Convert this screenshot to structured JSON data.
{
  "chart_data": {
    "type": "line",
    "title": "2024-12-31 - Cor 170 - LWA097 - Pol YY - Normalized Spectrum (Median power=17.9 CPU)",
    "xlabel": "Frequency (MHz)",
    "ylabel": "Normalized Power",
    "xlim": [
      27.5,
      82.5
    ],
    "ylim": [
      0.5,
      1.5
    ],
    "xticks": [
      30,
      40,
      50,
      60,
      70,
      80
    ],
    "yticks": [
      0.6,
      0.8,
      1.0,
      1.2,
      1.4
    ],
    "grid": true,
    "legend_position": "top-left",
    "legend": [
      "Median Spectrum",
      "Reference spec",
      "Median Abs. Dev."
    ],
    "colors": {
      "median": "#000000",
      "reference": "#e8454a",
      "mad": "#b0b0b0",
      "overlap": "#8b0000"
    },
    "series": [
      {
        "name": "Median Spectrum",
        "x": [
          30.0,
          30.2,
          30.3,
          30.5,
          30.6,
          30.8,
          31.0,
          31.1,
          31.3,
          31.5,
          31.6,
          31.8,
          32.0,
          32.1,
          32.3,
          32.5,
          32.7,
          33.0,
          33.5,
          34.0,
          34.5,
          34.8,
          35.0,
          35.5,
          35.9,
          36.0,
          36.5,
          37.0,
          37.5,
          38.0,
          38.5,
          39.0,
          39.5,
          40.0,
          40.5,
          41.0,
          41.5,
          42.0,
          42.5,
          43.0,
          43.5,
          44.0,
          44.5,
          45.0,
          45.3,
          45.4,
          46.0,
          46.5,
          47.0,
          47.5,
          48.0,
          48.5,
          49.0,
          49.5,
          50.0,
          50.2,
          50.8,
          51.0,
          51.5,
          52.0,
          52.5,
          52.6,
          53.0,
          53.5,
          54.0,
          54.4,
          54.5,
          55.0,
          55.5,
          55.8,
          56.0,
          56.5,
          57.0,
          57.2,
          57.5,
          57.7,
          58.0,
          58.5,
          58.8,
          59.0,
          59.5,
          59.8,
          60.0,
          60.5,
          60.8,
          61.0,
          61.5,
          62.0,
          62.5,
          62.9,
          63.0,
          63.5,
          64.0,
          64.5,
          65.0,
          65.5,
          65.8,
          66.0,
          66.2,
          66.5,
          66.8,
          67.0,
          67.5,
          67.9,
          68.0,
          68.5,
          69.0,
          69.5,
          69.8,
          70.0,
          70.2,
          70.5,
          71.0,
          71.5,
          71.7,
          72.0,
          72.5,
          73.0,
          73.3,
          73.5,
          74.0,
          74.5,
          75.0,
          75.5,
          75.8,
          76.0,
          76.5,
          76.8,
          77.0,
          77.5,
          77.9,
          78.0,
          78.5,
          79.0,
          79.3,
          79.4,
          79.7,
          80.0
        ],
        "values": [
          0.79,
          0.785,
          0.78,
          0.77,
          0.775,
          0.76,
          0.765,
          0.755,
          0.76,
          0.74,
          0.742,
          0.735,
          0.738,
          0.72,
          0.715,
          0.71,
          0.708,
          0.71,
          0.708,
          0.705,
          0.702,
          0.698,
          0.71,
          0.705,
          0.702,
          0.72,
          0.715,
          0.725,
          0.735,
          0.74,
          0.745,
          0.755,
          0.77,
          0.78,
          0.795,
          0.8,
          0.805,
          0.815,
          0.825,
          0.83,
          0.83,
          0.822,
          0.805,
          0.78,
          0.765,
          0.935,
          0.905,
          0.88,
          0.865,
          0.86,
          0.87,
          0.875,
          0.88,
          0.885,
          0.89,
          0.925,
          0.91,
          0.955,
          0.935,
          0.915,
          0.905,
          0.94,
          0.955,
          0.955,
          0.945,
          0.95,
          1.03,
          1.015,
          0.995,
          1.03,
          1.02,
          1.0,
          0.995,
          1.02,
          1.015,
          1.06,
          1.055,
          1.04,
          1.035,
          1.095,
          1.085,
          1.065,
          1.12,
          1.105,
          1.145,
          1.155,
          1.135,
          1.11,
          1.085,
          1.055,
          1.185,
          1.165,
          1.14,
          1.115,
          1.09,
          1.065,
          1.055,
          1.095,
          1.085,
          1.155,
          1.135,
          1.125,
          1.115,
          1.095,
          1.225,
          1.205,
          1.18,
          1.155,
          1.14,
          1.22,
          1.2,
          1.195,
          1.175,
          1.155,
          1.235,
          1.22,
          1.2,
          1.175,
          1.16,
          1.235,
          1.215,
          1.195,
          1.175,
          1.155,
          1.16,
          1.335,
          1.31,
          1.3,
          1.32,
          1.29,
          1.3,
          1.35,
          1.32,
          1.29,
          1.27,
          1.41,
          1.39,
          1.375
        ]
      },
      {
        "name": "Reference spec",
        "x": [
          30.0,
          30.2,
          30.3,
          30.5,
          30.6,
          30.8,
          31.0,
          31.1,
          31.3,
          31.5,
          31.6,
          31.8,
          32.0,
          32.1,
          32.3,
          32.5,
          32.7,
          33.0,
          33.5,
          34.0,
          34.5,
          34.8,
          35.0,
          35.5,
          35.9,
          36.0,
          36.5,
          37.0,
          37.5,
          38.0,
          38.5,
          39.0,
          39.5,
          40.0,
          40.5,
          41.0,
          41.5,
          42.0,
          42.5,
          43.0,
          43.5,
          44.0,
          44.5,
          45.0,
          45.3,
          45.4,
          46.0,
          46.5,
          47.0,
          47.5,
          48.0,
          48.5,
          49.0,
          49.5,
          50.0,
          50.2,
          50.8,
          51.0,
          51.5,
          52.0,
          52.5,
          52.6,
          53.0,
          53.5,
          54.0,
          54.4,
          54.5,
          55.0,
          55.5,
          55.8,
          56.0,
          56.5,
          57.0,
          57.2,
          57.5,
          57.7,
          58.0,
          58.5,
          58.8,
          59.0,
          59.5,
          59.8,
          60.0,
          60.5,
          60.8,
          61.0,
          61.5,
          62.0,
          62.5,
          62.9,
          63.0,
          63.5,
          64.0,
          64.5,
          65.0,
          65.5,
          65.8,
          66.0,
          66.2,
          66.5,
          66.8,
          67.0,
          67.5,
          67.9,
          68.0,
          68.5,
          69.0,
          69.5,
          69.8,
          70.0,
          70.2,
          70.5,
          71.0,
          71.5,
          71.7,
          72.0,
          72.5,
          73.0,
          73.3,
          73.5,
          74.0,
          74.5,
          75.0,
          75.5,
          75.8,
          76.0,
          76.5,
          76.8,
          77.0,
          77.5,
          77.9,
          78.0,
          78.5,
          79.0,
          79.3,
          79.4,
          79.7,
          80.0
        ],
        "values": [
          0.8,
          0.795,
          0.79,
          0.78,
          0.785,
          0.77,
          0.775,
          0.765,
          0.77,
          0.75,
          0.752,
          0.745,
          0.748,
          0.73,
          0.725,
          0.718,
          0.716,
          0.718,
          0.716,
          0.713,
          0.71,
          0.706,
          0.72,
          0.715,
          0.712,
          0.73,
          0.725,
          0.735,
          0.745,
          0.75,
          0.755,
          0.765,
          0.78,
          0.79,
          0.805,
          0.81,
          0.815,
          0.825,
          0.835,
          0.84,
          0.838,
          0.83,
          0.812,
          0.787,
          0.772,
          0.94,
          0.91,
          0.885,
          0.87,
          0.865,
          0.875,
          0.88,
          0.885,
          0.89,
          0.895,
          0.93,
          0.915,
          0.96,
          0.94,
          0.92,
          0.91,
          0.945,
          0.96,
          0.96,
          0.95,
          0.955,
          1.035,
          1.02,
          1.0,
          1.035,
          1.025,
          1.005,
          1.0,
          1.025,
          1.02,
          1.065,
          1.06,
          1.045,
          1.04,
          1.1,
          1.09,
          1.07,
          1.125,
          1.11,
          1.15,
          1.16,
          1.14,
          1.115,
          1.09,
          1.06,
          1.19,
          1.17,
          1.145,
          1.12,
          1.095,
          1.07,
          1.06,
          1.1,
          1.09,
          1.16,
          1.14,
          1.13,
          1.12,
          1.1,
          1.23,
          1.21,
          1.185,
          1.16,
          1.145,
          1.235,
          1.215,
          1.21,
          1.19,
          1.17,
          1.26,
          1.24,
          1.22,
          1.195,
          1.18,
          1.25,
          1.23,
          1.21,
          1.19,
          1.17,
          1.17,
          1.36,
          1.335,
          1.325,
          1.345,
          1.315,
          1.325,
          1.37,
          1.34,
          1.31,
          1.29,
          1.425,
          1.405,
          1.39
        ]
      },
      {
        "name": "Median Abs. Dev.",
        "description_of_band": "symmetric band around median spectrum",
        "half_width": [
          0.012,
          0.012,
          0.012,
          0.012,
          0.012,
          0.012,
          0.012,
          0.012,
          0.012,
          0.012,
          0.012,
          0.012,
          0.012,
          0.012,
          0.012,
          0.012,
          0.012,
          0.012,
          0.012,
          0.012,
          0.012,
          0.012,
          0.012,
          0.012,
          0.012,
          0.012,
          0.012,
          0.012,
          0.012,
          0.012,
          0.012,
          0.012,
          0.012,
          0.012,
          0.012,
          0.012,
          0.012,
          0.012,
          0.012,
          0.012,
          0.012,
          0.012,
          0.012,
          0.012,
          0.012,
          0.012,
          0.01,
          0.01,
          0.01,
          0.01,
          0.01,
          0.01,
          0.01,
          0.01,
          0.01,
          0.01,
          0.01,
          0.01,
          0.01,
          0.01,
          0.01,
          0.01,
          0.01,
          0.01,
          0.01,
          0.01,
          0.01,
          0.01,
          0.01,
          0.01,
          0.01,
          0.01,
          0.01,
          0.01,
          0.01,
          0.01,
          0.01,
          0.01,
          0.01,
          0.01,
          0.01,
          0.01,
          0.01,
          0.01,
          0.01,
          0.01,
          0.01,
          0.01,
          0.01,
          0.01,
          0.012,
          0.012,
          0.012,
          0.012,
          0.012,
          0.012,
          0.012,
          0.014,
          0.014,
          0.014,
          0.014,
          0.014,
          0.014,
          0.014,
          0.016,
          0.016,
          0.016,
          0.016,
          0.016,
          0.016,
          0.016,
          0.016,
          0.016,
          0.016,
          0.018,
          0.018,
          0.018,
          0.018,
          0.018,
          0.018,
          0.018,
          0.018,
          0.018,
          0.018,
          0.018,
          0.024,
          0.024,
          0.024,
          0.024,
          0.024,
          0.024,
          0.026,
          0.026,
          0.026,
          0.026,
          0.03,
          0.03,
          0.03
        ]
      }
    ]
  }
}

§ §

◆ **TASK DESCRIPTION**: Every line in the data above that contains "Normalized" needs to be copied.

◆ **PROBLEM SOLUTION**:
    "title": "2024-12-31 - Cor 170 - LWA097 - Pol YY - Normalized Spectrum (Median power=17.9 CPU)",
    "ylabel": "Normalized Power",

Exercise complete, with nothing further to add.